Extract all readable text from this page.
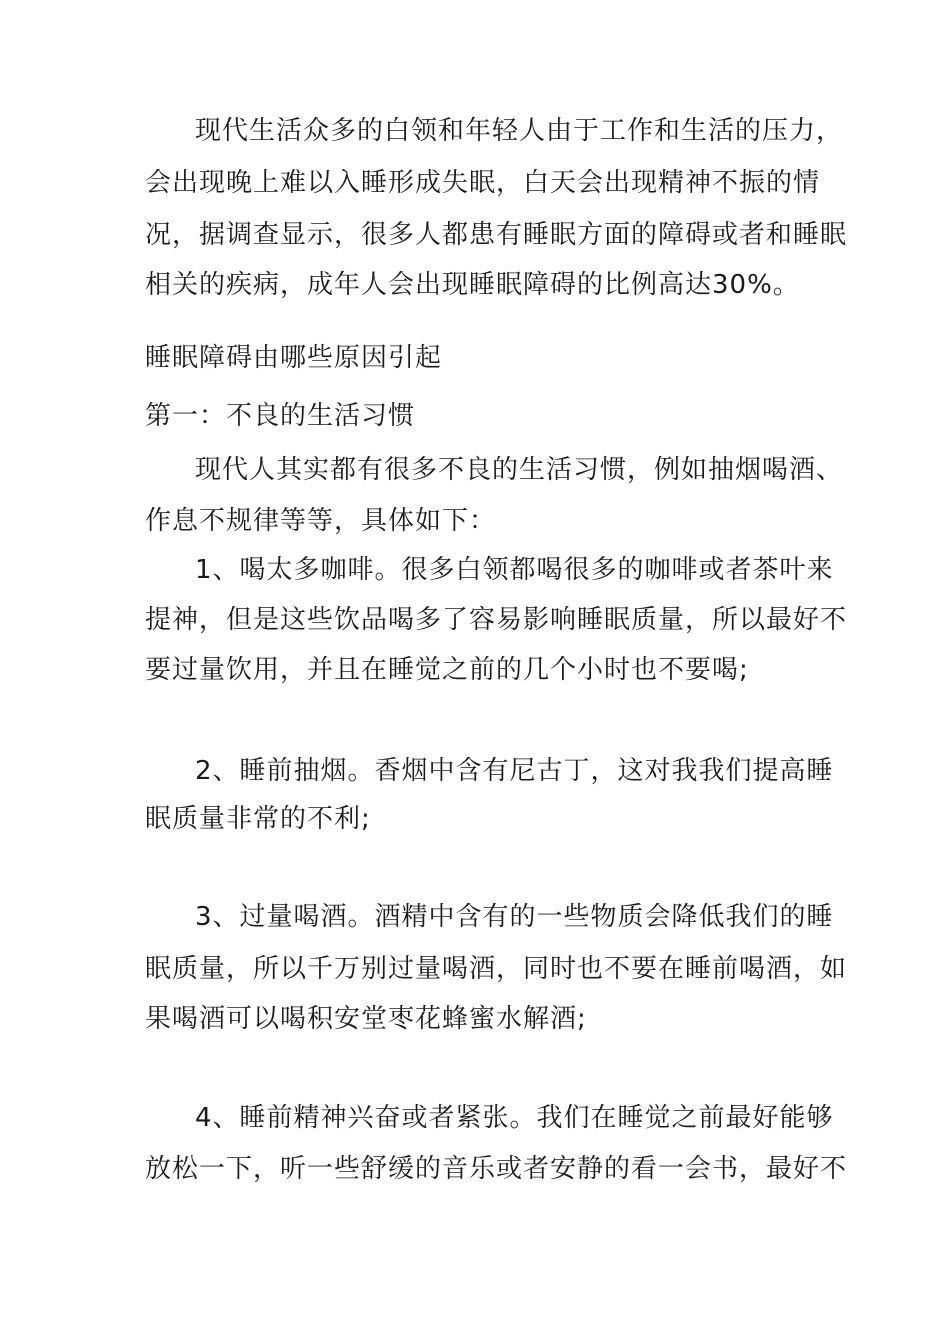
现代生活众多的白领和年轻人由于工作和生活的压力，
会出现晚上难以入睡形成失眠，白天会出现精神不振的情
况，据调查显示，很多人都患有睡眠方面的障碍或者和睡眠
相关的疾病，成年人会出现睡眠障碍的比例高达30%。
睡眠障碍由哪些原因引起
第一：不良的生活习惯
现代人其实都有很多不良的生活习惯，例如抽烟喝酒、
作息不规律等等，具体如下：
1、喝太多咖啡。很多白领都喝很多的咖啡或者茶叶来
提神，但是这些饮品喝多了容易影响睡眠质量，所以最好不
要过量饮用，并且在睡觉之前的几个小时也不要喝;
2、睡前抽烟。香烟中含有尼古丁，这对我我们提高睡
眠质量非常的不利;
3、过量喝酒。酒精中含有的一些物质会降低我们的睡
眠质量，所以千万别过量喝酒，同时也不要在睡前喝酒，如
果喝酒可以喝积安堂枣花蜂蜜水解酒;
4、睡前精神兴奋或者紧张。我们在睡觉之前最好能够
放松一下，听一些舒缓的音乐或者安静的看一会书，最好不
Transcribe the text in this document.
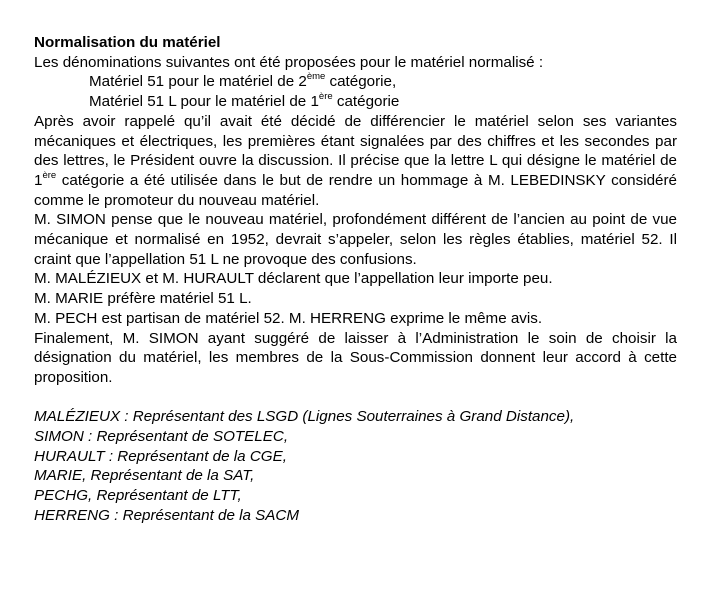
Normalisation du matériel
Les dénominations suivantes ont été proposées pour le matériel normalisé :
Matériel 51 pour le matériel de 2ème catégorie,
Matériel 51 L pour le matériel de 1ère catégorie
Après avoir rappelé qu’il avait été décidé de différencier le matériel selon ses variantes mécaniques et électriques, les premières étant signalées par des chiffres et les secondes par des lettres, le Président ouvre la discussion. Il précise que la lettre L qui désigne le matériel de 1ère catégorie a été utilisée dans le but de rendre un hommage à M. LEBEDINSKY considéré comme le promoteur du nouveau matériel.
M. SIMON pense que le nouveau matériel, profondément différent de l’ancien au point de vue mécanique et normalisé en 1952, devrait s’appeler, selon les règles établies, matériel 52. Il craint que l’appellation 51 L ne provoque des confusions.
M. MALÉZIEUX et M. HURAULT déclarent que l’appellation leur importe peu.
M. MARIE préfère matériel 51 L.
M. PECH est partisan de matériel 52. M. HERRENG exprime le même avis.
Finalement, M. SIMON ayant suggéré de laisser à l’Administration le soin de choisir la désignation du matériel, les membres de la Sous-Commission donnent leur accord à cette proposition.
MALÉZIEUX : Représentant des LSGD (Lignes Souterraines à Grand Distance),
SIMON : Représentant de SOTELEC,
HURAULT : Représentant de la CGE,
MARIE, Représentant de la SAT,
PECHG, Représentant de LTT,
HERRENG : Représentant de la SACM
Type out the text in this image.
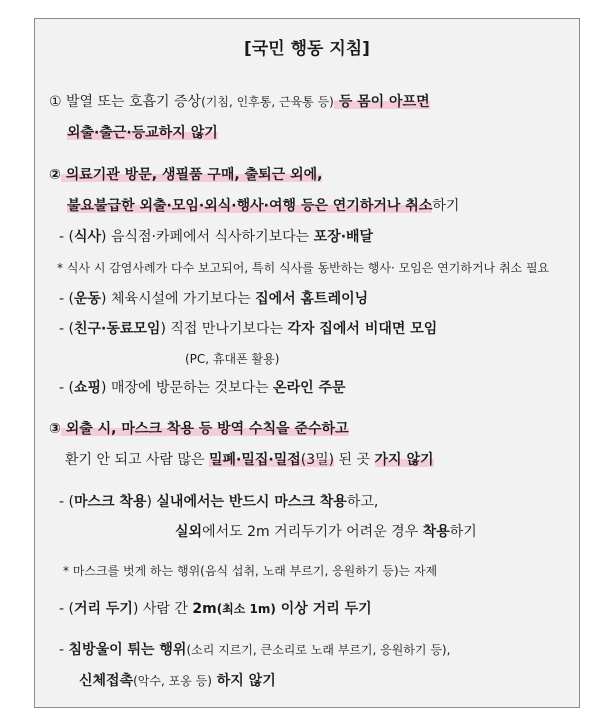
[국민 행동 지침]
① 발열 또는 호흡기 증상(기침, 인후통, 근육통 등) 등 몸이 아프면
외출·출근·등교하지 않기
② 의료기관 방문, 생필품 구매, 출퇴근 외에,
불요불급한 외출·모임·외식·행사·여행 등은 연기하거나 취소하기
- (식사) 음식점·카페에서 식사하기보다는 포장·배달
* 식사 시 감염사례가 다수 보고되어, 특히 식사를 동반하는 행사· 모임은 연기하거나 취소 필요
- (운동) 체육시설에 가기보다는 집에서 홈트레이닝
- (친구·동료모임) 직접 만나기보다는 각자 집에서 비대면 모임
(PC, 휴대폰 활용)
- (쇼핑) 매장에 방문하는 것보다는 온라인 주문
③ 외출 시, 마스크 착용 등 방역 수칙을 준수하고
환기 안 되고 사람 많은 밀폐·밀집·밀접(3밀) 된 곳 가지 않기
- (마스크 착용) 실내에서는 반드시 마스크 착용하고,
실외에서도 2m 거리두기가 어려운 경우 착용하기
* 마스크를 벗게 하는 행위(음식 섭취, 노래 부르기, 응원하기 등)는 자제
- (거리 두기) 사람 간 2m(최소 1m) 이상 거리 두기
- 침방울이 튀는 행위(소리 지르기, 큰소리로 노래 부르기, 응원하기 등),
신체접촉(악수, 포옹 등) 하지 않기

-=-=-=-=-

* _Task to complete_: Copy all lines from the material that hold "HURAULT".

* _Written response_:
M. MALÉZIEUX et M. HURAULT déclarent que l’appellation leur importe peu.
HURAULT : Représentant de la CGE,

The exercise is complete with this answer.